▸ **GIVEN TASK**: Which lines hold the word "podle"? Copy each one.

▸ **PROVIDED RECORDS**:
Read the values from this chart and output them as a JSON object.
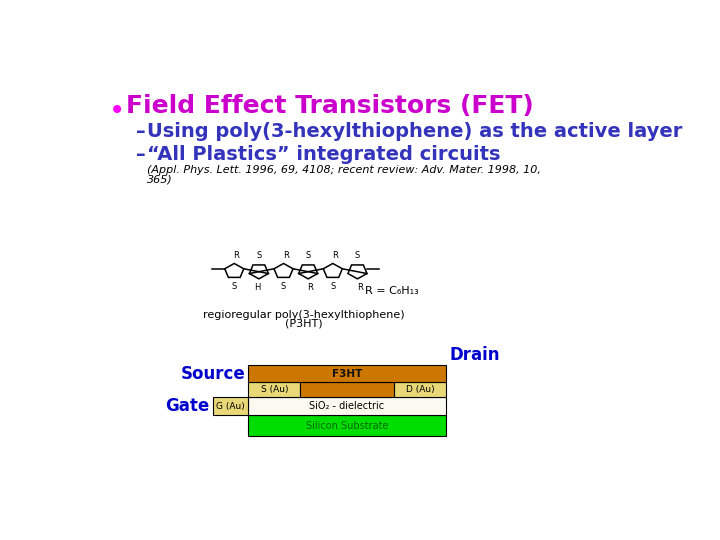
{
  "bg_color": "#ffffff",
  "bullet_color": "#ff00ff",
  "title_text": "Field Effect Transistors (FET)",
  "title_color": "#cc00cc",
  "title_fontsize": 18,
  "sub1_text": "Using poly(3-hexylthiophene) as the active layer",
  "sub2_text": "“All Plastics” integrated circuits",
  "sub_color": "#3333bb",
  "sub_fontsize": 14,
  "ref_line1": "(Appl. Phys. Lett. 1996, 69, 4108; recent review: Adv. Mater. 1998, 10,",
  "ref_line2": "365)",
  "ref_color": "#000000",
  "ref_fontsize": 8,
  "drain_label": "Drain",
  "source_label": "Source",
  "gate_label": "Gate",
  "label_color": "#0000cc",
  "label_fontsize": 12,
  "p3ht_label": "F3HT",
  "s_au_label": "S (Au)",
  "d_au_label": "D (Au)",
  "g_au_label": "G (Au)",
  "sio2_label": "SiO₂ - dielectric",
  "silicon_label": "Silicon Substrate",
  "p3ht_color": "#cc7700",
  "au_color": "#e8d878",
  "sio2_color": "#fafaf0",
  "silicon_color": "#00dd00",
  "note1": "regioregular poly(3-hexylthiophene)",
  "note2": "(P3HT)",
  "r_formula": "R = C₆H₁₃"
}
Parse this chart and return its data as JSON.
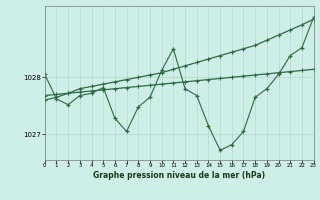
{
  "bg_color": "#ceeee8",
  "grid_color": "#b0d8d0",
  "line_color": "#2d6a3f",
  "title": "Graphe pression niveau de la mer (hPa)",
  "xlim": [
    0,
    23
  ],
  "ylim": [
    1026.55,
    1029.25
  ],
  "yticks": [
    1027,
    1028
  ],
  "xticks": [
    0,
    1,
    2,
    3,
    4,
    5,
    6,
    7,
    8,
    9,
    10,
    11,
    12,
    13,
    14,
    15,
    16,
    17,
    18,
    19,
    20,
    21,
    22,
    23
  ],
  "series1_x": [
    0,
    1,
    2,
    3,
    4,
    5,
    6,
    7,
    8,
    9,
    10,
    11,
    12,
    13,
    14,
    15,
    16,
    17,
    18,
    19,
    20,
    21,
    22,
    23
  ],
  "series1_y": [
    1028.05,
    1027.62,
    1027.52,
    1027.68,
    1027.72,
    1027.82,
    1027.28,
    1027.05,
    1027.48,
    1027.65,
    1028.12,
    1028.5,
    1027.8,
    1027.68,
    1027.15,
    1026.72,
    1026.82,
    1027.05,
    1027.65,
    1027.8,
    1028.05,
    1028.38,
    1028.52,
    1029.05
  ],
  "series2_x": [
    0,
    1,
    2,
    3,
    4,
    5,
    6,
    7,
    8,
    9,
    10,
    11,
    12,
    13,
    14,
    15,
    16,
    17,
    18,
    19,
    20,
    21,
    22,
    23
  ],
  "series2_y": [
    1027.68,
    1027.7,
    1027.72,
    1027.74,
    1027.76,
    1027.78,
    1027.8,
    1027.82,
    1027.84,
    1027.86,
    1027.88,
    1027.9,
    1027.92,
    1027.94,
    1027.96,
    1027.98,
    1028.0,
    1028.02,
    1028.04,
    1028.06,
    1028.08,
    1028.1,
    1028.12,
    1028.14
  ],
  "series3_x": [
    0,
    1,
    2,
    3,
    4,
    5,
    6,
    7,
    8,
    9,
    10,
    11,
    12,
    13,
    14,
    15,
    16,
    17,
    18,
    19,
    20,
    21,
    22,
    23
  ],
  "series3_y": [
    1027.6,
    1027.65,
    1027.72,
    1027.8,
    1027.84,
    1027.88,
    1027.92,
    1027.96,
    1028.0,
    1028.04,
    1028.08,
    1028.14,
    1028.2,
    1028.26,
    1028.32,
    1028.38,
    1028.44,
    1028.5,
    1028.56,
    1028.65,
    1028.74,
    1028.83,
    1028.92,
    1029.02
  ]
}
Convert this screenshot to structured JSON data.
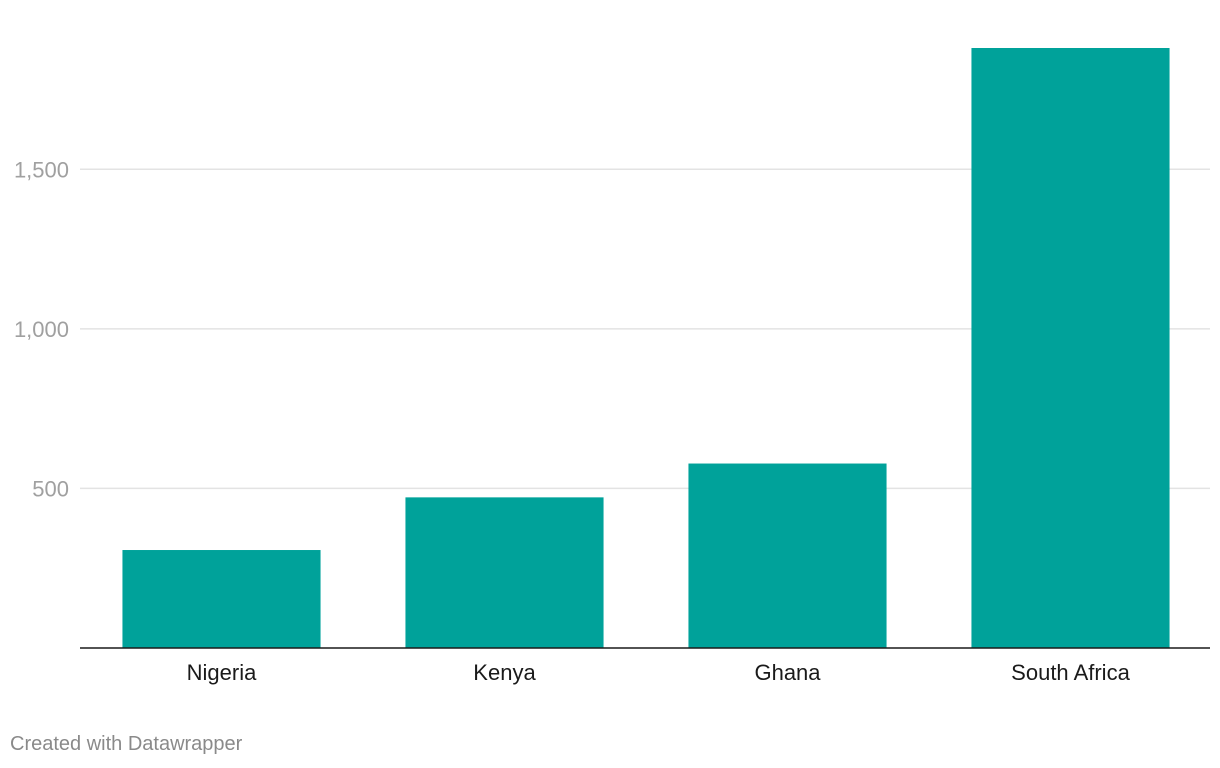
{
  "chart_data": {
    "type": "bar",
    "categories": [
      "Nigeria",
      "Kenya",
      "Ghana",
      "South Africa"
    ],
    "values": [
      307,
      472,
      578,
      1880
    ],
    "ylim": [
      0,
      1880
    ],
    "yticks": [
      500,
      1000,
      1500
    ],
    "ytick_labels": [
      "500",
      "1,000",
      "1,500"
    ],
    "title": "",
    "xlabel": "",
    "ylabel": "",
    "grid": true,
    "legend": "none",
    "bar_color": "#00a29a"
  },
  "footer": {
    "credit": "Created with Datawrapper"
  }
}
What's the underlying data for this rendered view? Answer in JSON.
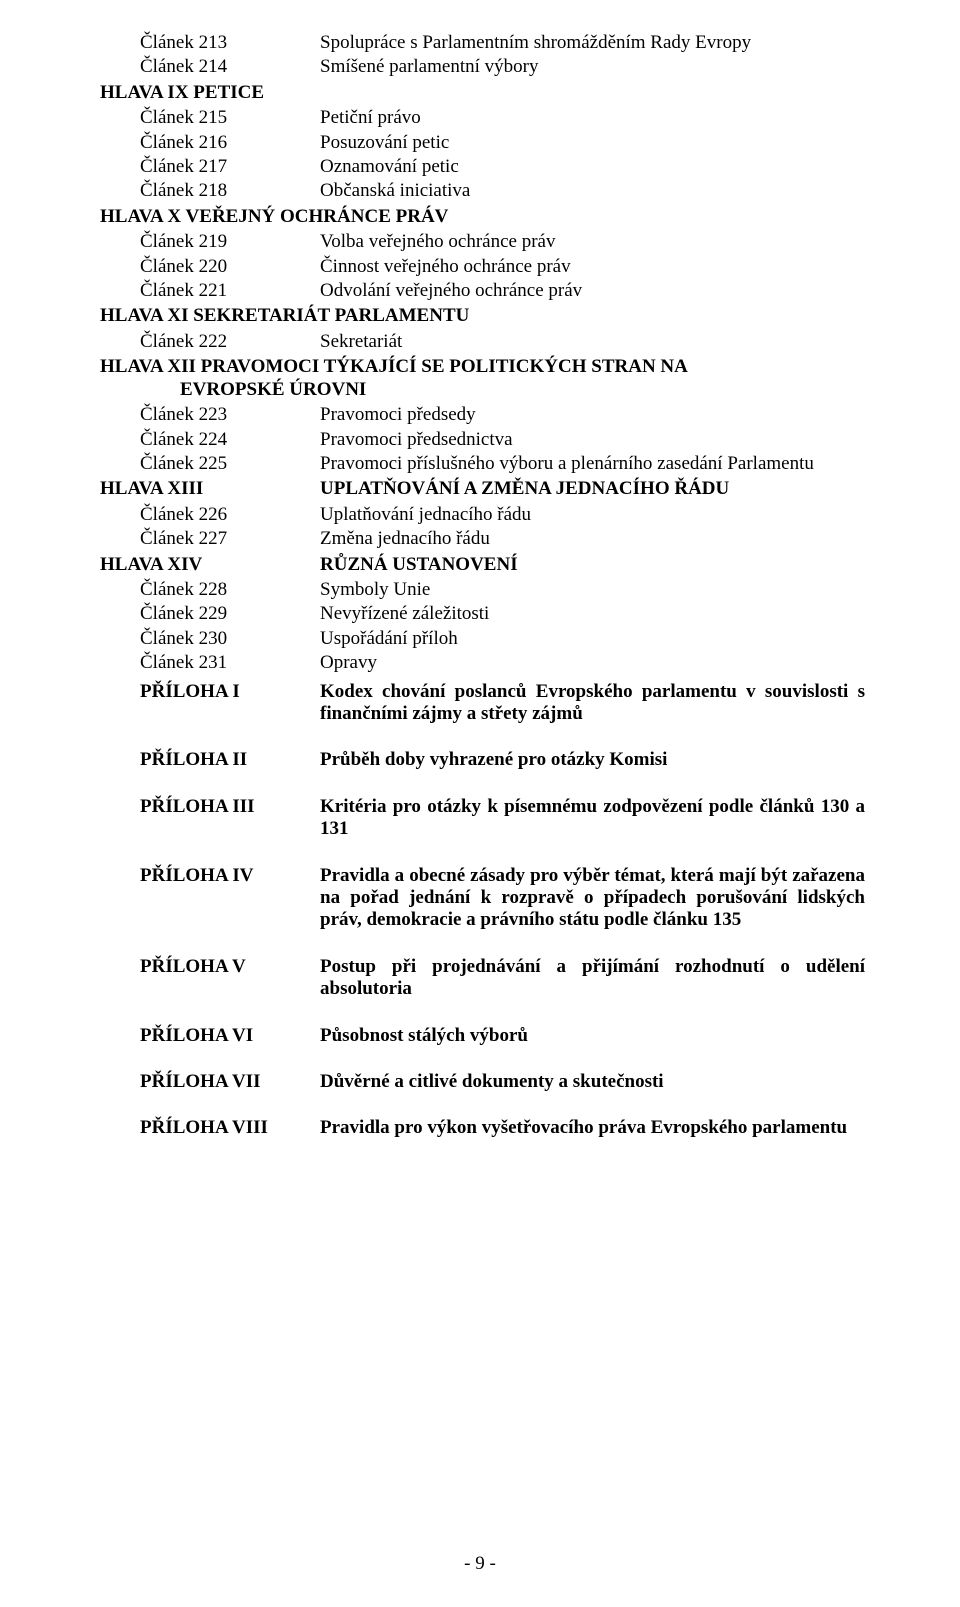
{
  "colors": {
    "background": "#ffffff",
    "text": "#000000"
  },
  "typography": {
    "font_family": "Times New Roman",
    "base_size_pt": 14
  },
  "sections": [
    {
      "heading": null,
      "items": [
        {
          "left": "Článek  213",
          "right": "Spolupráce s Parlamentním shromážděním Rady Evropy"
        },
        {
          "left": "Článek  214",
          "right": "Smíšené parlamentní výbory"
        }
      ]
    },
    {
      "heading": "HLAVA  IX   PETICE",
      "items": [
        {
          "left": "Článek  215",
          "right": "Petiční právo"
        },
        {
          "left": "Článek  216",
          "right": "Posuzování petic"
        },
        {
          "left": "Článek  217",
          "right": "Oznamování petic"
        },
        {
          "left": "Článek  218",
          "right": "Občanská iniciativa"
        }
      ]
    },
    {
      "heading": "HLAVA  X   VEŘEJNÝ OCHRÁNCE PRÁV",
      "items": [
        {
          "left": "Článek  219",
          "right": "Volba veřejného ochránce práv"
        },
        {
          "left": "Článek  220",
          "right": "Činnost veřejného ochránce práv"
        },
        {
          "left": "Článek  221",
          "right": "Odvolání veřejného ochránce práv"
        }
      ]
    },
    {
      "heading": "HLAVA  XI   SEKRETARIÁT PARLAMENTU",
      "items": [
        {
          "left": "Článek  222",
          "right": "Sekretariát"
        }
      ]
    },
    {
      "heading_wrap": {
        "line1": "HLAVA XII PRAVOMOCI  TÝKAJÍCÍ  SE  POLITICKÝCH  STRAN  NA",
        "line2": "EVROPSKÉ ÚROVNI"
      },
      "items": [
        {
          "left": "Článek  223",
          "right": "Pravomoci předsedy"
        },
        {
          "left": "Článek  224",
          "right": "Pravomoci předsednictva"
        },
        {
          "left": "Článek  225",
          "right": "Pravomoci  příslušného  výboru  a  plenárního  zasedání Parlamentu"
        }
      ]
    },
    {
      "heading_row": {
        "left": "HLAVA  XIII",
        "right": "UPLATŇOVÁNÍ A ZMĚNA JEDNACÍHO ŘÁDU"
      },
      "items": [
        {
          "left": "Článek  226",
          "right": "Uplatňování jednacího řádu"
        },
        {
          "left": "Článek  227",
          "right": "Změna jednacího řádu"
        }
      ]
    },
    {
      "heading_row": {
        "left": "HLAVA  XIV",
        "right": "RŮZNÁ USTANOVENÍ"
      },
      "items": [
        {
          "left": "Článek  228",
          "right": "Symboly Unie"
        },
        {
          "left": "Článek  229",
          "right": "Nevyřízené záležitosti"
        },
        {
          "left": "Článek  230",
          "right": "Uspořádání příloh"
        },
        {
          "left": "Článek  231",
          "right": "Opravy"
        }
      ]
    }
  ],
  "annexes": [
    {
      "left": "PŘÍLOHA  I",
      "right": "Kodex  chování  poslanců  Evropského  parlamentu v souvislosti s finančními zájmy a střety zájmů"
    },
    {
      "left": "PŘÍLOHA  II",
      "right": "Průběh doby vyhrazené pro otázky Komisi"
    },
    {
      "left": "PŘÍLOHA  III",
      "right": "Kritéria pro otázky k písemnému zodpovězení podle článků 130 a 131"
    },
    {
      "left": "PŘÍLOHA  IV",
      "right": "Pravidla a obecné zásady pro výběr témat, která mají být zařazena  na  pořad  jednání  k rozpravě  o  případech porušování lidských práv, demokracie a právního státu podle článku 135"
    },
    {
      "left": "PŘÍLOHA  V",
      "right": "Postup při projednávání a přijímání rozhodnutí o udělení absolutoria"
    },
    {
      "left": "PŘÍLOHA  VI",
      "right": "Působnost stálých výborů"
    },
    {
      "left": "PŘÍLOHA  VII",
      "right": "Důvěrné a citlivé dokumenty a skutečnosti"
    },
    {
      "left": "PŘÍLOHA  VIII",
      "right": "Pravidla pro výkon vyšetřovacího práva Evropského parlamentu"
    }
  ],
  "footer": "- 9 -"
}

▸ **FULL ANSWER**:
      "right": "Kritéria pro otázky k písemnému zodpovězení podle článků 130 a 131"
      "right": "Pravidla a obecné zásady pro výběr témat, která mají být zařazena  na  pořad  jednání  k rozpravě  o  případech porušování lidských práv, demokracie a právního státu podle článku 135"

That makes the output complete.